INSTRUCTIONS FOR THE TASK: Write out, precisely and in full, each line of the material.

──────── RECORDS FOR THE EXERCISE ────────

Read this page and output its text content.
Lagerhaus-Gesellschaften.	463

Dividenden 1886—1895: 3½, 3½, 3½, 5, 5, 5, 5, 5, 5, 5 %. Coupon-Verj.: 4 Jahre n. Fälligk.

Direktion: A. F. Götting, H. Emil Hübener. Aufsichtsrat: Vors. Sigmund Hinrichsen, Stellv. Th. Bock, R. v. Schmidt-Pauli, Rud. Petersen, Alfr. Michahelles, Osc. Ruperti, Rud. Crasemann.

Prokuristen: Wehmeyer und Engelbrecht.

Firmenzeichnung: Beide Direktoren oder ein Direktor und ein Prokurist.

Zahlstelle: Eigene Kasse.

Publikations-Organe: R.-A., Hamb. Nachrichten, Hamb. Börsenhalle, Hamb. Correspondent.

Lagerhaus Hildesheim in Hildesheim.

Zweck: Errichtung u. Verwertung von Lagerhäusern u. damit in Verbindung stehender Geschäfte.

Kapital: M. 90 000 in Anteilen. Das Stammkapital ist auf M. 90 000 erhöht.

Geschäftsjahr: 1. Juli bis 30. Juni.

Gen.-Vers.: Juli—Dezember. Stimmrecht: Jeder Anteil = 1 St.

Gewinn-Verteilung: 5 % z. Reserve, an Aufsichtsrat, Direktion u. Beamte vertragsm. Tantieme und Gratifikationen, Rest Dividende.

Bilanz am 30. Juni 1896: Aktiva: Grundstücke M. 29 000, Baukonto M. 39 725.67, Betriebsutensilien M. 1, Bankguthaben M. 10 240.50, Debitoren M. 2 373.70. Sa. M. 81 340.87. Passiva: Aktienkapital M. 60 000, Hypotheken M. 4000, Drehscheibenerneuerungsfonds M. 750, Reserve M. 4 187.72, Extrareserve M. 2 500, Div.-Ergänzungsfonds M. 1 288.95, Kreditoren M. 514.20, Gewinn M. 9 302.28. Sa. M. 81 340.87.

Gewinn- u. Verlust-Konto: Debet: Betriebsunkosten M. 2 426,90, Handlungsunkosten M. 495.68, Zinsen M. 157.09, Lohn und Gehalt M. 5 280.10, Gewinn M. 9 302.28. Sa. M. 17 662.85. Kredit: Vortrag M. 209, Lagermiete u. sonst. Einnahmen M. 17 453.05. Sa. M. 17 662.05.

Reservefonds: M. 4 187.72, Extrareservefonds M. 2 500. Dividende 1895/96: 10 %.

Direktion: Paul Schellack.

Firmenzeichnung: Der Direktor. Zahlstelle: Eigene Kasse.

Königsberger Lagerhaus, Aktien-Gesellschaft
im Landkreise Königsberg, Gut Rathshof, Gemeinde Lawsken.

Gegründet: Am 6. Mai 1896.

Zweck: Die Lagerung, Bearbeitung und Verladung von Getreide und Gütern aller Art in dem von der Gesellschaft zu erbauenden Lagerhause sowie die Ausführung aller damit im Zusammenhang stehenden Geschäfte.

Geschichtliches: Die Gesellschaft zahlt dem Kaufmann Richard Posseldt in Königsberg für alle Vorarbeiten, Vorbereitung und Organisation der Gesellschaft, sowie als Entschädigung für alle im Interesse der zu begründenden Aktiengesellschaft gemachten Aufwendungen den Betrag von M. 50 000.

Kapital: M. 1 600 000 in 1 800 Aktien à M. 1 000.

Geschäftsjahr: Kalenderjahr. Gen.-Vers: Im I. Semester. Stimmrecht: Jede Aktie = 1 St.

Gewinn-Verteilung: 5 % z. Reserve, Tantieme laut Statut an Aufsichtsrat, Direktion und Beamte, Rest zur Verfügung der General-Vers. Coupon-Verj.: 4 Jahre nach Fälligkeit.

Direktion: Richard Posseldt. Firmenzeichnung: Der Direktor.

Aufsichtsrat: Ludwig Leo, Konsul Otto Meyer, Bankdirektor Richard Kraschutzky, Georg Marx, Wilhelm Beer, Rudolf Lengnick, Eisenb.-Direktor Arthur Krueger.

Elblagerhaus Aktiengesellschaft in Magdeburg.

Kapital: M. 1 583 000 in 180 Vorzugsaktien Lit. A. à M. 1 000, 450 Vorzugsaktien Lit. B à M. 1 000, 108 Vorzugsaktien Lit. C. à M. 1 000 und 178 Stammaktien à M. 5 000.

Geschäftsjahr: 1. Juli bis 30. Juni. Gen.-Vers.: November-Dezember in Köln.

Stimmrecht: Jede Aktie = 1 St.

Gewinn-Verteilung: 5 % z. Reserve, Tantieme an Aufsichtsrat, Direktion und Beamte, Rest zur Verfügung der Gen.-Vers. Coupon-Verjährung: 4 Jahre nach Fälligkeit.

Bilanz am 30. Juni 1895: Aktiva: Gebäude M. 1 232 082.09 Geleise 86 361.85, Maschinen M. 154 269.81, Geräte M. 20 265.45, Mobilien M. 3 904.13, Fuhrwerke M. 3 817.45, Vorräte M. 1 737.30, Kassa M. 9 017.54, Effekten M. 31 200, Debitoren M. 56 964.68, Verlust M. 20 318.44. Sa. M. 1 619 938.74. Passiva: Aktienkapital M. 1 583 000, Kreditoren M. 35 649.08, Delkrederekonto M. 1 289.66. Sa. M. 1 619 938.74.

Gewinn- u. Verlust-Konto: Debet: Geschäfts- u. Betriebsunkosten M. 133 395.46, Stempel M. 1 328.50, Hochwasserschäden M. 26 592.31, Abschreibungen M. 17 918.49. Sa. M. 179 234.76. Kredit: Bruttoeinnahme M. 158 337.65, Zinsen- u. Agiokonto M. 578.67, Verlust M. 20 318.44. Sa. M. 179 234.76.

────────

ANSWER TO THE TASK:
Read this page and output its text content.
Lagerhaus-Gesellschaften.	463

Dividenden 1886—1895: 3½, 3½, 3½, 5, 5, 5, 5, 5, 5, 5 %. Coupon-Verj.: 4 Jahre n. Fälligk.

Direktion: A. F. Götting, H. Emil Hübener. Aufsichtsrat: Vors. Sigmund Hinrichsen, Stellv. Th. Bock, R. v. Schmidt-Pauli, Rud. Petersen, Alfr. Michahelles, Osc. Ruperti, Rud. Crasemann.

Prokuristen: Wehmeyer und Engelbrecht.

Firmenzeichnung: Beide Direktoren oder ein Direktor und ein Prokurist.

Zahlstelle: Eigene Kasse.

Publikations-Organe: R.-A., Hamb. Nachrichten, Hamb. Börsenhalle, Hamb. Correspondent.

Lagerhaus Hildesheim in Hildesheim.

Zweck: Errichtung u. Verwertung von Lagerhäusern u. damit in Verbindung stehender Geschäfte.

Kapital: M. 90 000 in Anteilen. Das Stammkapital ist auf M. 90 000 erhöht.

Geschäftsjahr: 1. Juli bis 30. Juni.

Gen.-Vers.: Juli—Dezember. Stimmrecht: Jeder Anteil = 1 St.

Gewinn-Verteilung: 5 % z. Reserve, an Aufsichtsrat, Direktion u. Beamte vertragsm. Tantieme und Gratifikationen, Rest Dividende.

Bilanz am 30. Juni 1896: Aktiva: Grundstücke M. 29 000, Baukonto M. 39 725.67, Betriebsutensilien M. 1, Bankguthaben M. 10 240.50, Debitoren M. 2 373.70. Sa. M. 81 340.87. Passiva: Aktienkapital M. 60 000, Hypotheken M. 4000, Drehscheibenerneuerungsfonds M. 750, Reserve M. 4 187.72, Extrareserve M. 2 500, Div.-Ergänzungsfonds M. 1 288.95, Kreditoren M. 514.20, Gewinn M. 9 302.28. Sa. M. 81 340.87.

Gewinn- u. Verlust-Konto: Debet: Betriebsunkosten M. 2 426,90, Handlungsunkosten M. 495.68, Zinsen M. 157.09, Lohn und Gehalt M. 5 280.10, Gewinn M. 9 302.28. Sa. M. 17 662.85. Kredit: Vortrag M. 209, Lagermiete u. sonst. Einnahmen M. 17 453.05. Sa. M. 17 662.05.

Reservefonds: M. 4 187.72, Extrareservefonds M. 2 500. Dividende 1895/96: 10 %.

Direktion: Paul Schellack.

Firmenzeichnung: Der Direktor. Zahlstelle: Eigene Kasse.

Königsberger Lagerhaus, Aktien-Gesellschaft
im Landkreise Königsberg, Gut Rathshof, Gemeinde Lawsken.

Gegründet: Am 6. Mai 1896.

Zweck: Die Lagerung, Bearbeitung und Verladung von Getreide und Gütern aller Art in dem von der Gesellschaft zu erbauenden Lagerhause sowie die Ausführung aller damit im Zusammenhang stehenden Geschäfte.

Geschichtliches: Die Gesellschaft zahlt dem Kaufmann Richard Posseldt in Königsberg für alle Vorarbeiten, Vorbereitung und Organisation der Gesellschaft, sowie als Entschädigung für alle im Interesse der zu begründenden Aktiengesellschaft gemachten Aufwendungen den Betrag von M. 50 000.

Kapital: M. 1 600 000 in 1 800 Aktien à M. 1 000.

Geschäftsjahr: Kalenderjahr. Gen.-Vers: Im I. Semester. Stimmrecht: Jede Aktie = 1 St.

Gewinn-Verteilung: 5 % z. Reserve, Tantieme laut Statut an Aufsichtsrat, Direktion und Beamte, Rest zur Verfügung der General-Vers. Coupon-Verj.: 4 Jahre nach Fälligkeit.

Direktion: Richard Posseldt. Firmenzeichnung: Der Direktor.

Aufsichtsrat: Ludwig Leo, Konsul Otto Meyer, Bankdirektor Richard Kraschutzky, Georg Marx, Wilhelm Beer, Rudolf Lengnick, Eisenb.-Direktor Arthur Krueger.

Elblagerhaus Aktiengesellschaft in Magdeburg.

Kapital: M. 1 583 000 in 180 Vorzugsaktien Lit. A. à M. 1 000, 450 Vorzugsaktien Lit. B à M. 1 000, 108 Vorzugsaktien Lit. C. à M. 1 000 und 178 Stammaktien à M. 5 000.

Geschäftsjahr: 1. Juli bis 30. Juni. Gen.-Vers.: November-Dezember in Köln.

Stimmrecht: Jede Aktie = 1 St.

Gewinn-Verteilung: 5 % z. Reserve, Tantieme an Aufsichtsrat, Direktion und Beamte, Rest zur Verfügung der Gen.-Vers. Coupon-Verjährung: 4 Jahre nach Fälligkeit.

Bilanz am 30. Juni 1895: Aktiva: Gebäude M. 1 232 082.09 Geleise 86 361.85, Maschinen M. 154 269.81, Geräte M. 20 265.45, Mobilien M. 3 904.13, Fuhrwerke M. 3 817.45, Vorräte M. 1 737.30, Kassa M. 9 017.54, Effekten M. 31 200, Debitoren M. 56 964.68, Verlust M. 20 318.44. Sa. M. 1 619 938.74. Passiva: Aktienkapital M. 1 583 000, Kreditoren M. 35 649.08, Delkrederekonto M. 1 289.66. Sa. M. 1 619 938.74.

Gewinn- u. Verlust-Konto: Debet: Geschäfts- u. Betriebsunkosten M. 133 395.46, Stempel M. 1 328.50, Hochwasserschäden M. 26 592.31, Abschreibungen M. 17 918.49. Sa. M. 179 234.76. Kredit: Bruttoeinnahme M. 158 337.65, Zinsen- u. Agiokonto M. 578.67, Verlust M. 20 318.44. Sa. M. 179 234.76.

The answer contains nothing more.